Reproduce every line of the listing as written, apart from the pictures.
Start of Data extract
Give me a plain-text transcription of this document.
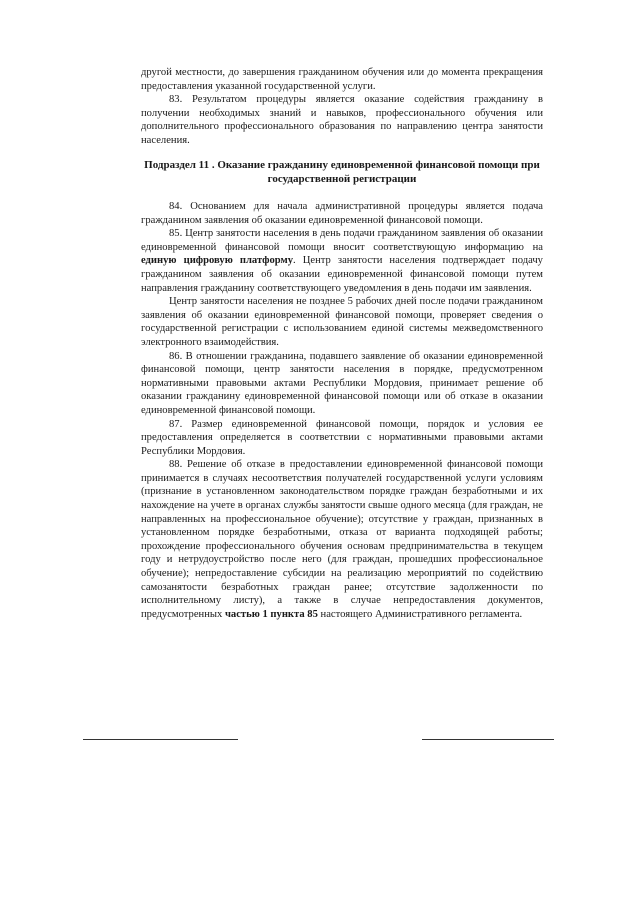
другой местности, до завершения гражданином обучения или до момента прекращения предоставления указанной государственной услуги.

83. Результатом процедуры является оказание содействия гражданину в получении необходимых знаний и навыков, профессионального обучения или дополнительного профессионального образования по направлению центра занятости населения.

Подраздел 11 . Оказание гражданину единовременной финансовой помощи при государственной регистрации

84. Основанием для начала административной процедуры является подача гражданином заявления об оказании единовременной финансовой помощи.

85. Центр занятости населения в день подачи гражданином заявления об оказании единовременной финансовой помощи вносит соответствующую информацию на единую цифровую платформу. Центр занятости населения подтверждает подачу гражданином заявления об оказании единовременной финансовой помощи путем направления гражданину соответствующего уведомления в день подачи им заявления.

Центр занятости населения не позднее 5 рабочих дней после подачи гражданином заявления об оказании единовременной финансовой помощи, проверяет сведения о государственной регистрации с использованием единой системы межведомственного электронного взаимодействия.

86. В отношении гражданина, подавшего заявление об оказании единовременной финансовой помощи, центр занятости населения в порядке, предусмотренном нормативными правовыми актами Республики Мордовия, принимает решение об оказании гражданину единовременной финансовой помощи или об отказе в оказании единовременной финансовой помощи.

87. Размер единовременной финансовой помощи, порядок и условия ее предоставления определяется в соответствии с нормативными правовыми актами Республики Мордовия.

88. Решение об отказе в предоставлении единовременной финансовой помощи принимается в случаях несоответствия получателей государственной услуги условиям (признание в установленном законодательством порядке граждан безработными и их нахождение на учете в органах службы занятости свыше одного месяца (для граждан, не направленных на профессиональное обучение); отсутствие у граждан, признанных в установленном порядке безработными, отказа от варианта подходящей работы; прохождение профессионального обучения основам предпринимательства в текущем году и нетрудоустройство после него (для граждан, прошедших профессиональное обучение); непредоставление субсидии на реализацию мероприятий по содействию самозанятости безработных граждан ранее; отсутствие задолженности по исполнительному листу), а также в случае непредоставления документов, предусмотренных частью 1 пункта 85 настоящего Административного регламента.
End of Data extract
(Completed task):
Give me a plain-text transcription of this document.
другой местности, до завершения гражданином обучения или до момента прекращения предоставления указанной государственной услуги.

83. Результатом процедуры является оказание содействия гражданину в получении необходимых знаний и навыков, профессионального обучения или дополнительного профессионального образования по направлению центра занятости населения.

Подраздел 11 . Оказание гражданину единовременной финансовой помощи при государственной регистрации

84. Основанием для начала административной процедуры является подача гражданином заявления об оказании единовременной финансовой помощи.

85. Центр занятости населения в день подачи гражданином заявления об оказании единовременной финансовой помощи вносит соответствующую информацию на единую цифровую платформу. Центр занятости населения подтверждает подачу гражданином заявления об оказании единовременной финансовой помощи путем направления гражданину соответствующего уведомления в день подачи им заявления.

Центр занятости населения не позднее 5 рабочих дней после подачи гражданином заявления об оказании единовременной финансовой помощи, проверяет сведения о государственной регистрации с использованием единой системы межведомственного электронного взаимодействия.

86. В отношении гражданина, подавшего заявление об оказании единовременной финансовой помощи, центр занятости населения в порядке, предусмотренном нормативными правовыми актами Республики Мордовия, принимает решение об оказании гражданину единовременной финансовой помощи или об отказе в оказании единовременной финансовой помощи.

87. Размер единовременной финансовой помощи, порядок и условия ее предоставления определяется в соответствии с нормативными правовыми актами Республики Мордовия.

88. Решение об отказе в предоставлении единовременной финансовой помощи принимается в случаях несоответствия получателей государственной услуги условиям (признание в установленном законодательством порядке граждан безработными и их нахождение на учете в органах службы занятости свыше одного месяца (для граждан, не направленных на профессиональное обучение); отсутствие у граждан, признанных в установленном порядке безработными, отказа от варианта подходящей работы; прохождение профессионального обучения основам предпринимательства в текущем году и нетрудоустройство после него (для граждан, прошедших профессиональное обучение); непредоставление субсидии на реализацию мероприятий по содействию самозанятости безработных граждан ранее; отсутствие задолженности по исполнительному листу), а также в случае непредоставления документов, предусмотренных частью 1 пункта 85 настоящего Административного регламента.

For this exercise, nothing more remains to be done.